INSTRUCTION: Copy each line of the records that contains the word "World".

LISTED RECORDS:

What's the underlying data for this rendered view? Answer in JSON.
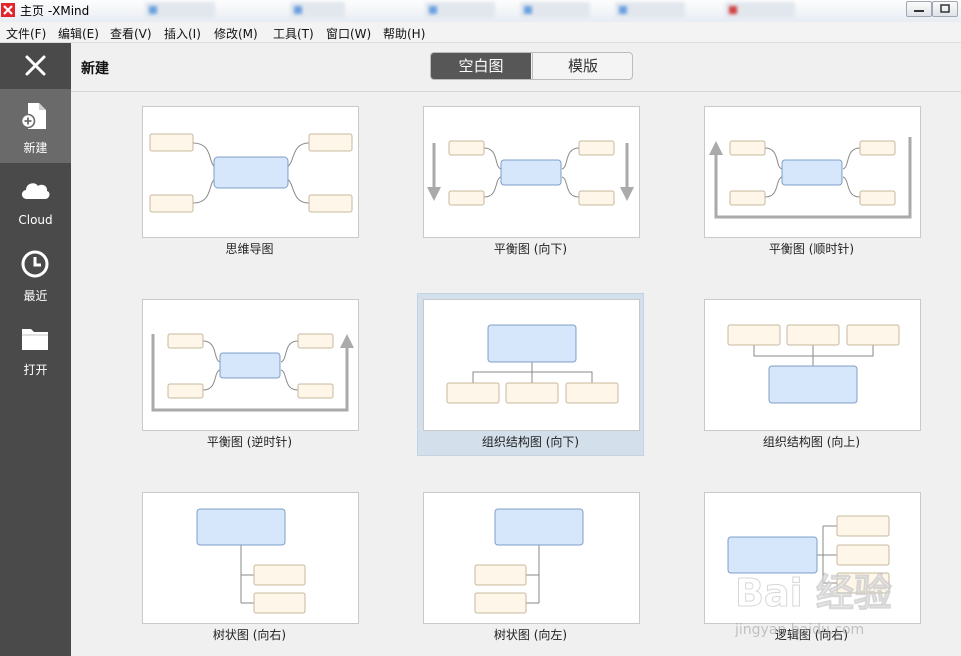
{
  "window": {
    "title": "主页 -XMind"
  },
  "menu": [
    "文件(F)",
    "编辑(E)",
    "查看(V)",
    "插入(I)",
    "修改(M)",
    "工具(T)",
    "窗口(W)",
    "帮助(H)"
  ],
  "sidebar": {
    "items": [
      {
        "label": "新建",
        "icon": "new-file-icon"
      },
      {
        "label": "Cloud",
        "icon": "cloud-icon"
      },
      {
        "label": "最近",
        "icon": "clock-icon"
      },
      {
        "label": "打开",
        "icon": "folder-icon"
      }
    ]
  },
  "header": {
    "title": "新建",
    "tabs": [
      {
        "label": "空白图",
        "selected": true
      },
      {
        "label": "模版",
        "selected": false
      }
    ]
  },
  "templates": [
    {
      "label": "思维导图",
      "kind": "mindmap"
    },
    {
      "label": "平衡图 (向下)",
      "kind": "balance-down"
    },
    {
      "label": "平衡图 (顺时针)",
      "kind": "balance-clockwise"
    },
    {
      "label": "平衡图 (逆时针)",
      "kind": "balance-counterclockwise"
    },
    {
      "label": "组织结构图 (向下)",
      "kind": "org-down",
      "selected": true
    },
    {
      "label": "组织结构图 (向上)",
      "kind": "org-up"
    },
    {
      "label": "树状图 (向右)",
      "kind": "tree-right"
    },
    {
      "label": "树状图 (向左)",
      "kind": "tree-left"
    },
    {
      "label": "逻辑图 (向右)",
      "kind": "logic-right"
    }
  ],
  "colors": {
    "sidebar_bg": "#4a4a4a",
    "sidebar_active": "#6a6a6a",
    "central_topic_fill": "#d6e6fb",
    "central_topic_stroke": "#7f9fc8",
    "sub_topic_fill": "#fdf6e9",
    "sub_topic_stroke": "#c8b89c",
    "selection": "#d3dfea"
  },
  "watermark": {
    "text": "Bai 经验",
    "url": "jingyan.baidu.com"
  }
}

==

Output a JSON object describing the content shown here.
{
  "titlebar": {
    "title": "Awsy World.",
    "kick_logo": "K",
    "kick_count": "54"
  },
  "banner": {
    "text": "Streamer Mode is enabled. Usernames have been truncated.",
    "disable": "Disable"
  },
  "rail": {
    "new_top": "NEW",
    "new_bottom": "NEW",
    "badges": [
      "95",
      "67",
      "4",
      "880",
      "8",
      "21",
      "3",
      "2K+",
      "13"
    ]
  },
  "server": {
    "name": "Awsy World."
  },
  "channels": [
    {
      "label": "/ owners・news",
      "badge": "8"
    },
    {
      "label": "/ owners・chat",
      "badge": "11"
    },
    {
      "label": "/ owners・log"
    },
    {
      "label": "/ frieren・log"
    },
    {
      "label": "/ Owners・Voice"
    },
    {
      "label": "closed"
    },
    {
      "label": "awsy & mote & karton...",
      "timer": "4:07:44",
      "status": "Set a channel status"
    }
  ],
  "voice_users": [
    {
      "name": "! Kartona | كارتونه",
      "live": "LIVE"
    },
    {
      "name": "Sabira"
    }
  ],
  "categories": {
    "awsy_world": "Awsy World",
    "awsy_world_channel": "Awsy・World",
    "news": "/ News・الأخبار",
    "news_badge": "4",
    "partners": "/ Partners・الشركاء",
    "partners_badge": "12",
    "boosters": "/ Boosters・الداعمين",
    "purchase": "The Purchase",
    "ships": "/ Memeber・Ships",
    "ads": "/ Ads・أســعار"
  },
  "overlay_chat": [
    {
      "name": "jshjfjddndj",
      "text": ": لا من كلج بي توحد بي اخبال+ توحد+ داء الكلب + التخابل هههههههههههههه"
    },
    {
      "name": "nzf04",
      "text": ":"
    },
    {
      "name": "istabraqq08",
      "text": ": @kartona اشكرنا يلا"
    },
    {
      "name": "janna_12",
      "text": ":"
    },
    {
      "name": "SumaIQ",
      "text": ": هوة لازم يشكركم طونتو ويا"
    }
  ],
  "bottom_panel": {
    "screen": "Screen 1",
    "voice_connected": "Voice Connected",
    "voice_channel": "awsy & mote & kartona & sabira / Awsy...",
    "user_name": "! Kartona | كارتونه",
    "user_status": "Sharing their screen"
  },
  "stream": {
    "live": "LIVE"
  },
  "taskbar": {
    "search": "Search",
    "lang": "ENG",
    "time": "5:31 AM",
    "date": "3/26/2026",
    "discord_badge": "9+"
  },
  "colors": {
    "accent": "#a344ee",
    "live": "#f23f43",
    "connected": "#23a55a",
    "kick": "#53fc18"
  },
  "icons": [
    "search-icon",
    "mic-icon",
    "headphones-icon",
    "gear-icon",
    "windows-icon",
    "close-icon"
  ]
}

SOLVED EXERCISE:
    "title": "Awsy World.",
    "name": "Awsy World."
    "awsy_world": "Awsy World",
    "awsy_world_channel": "Awsy・World",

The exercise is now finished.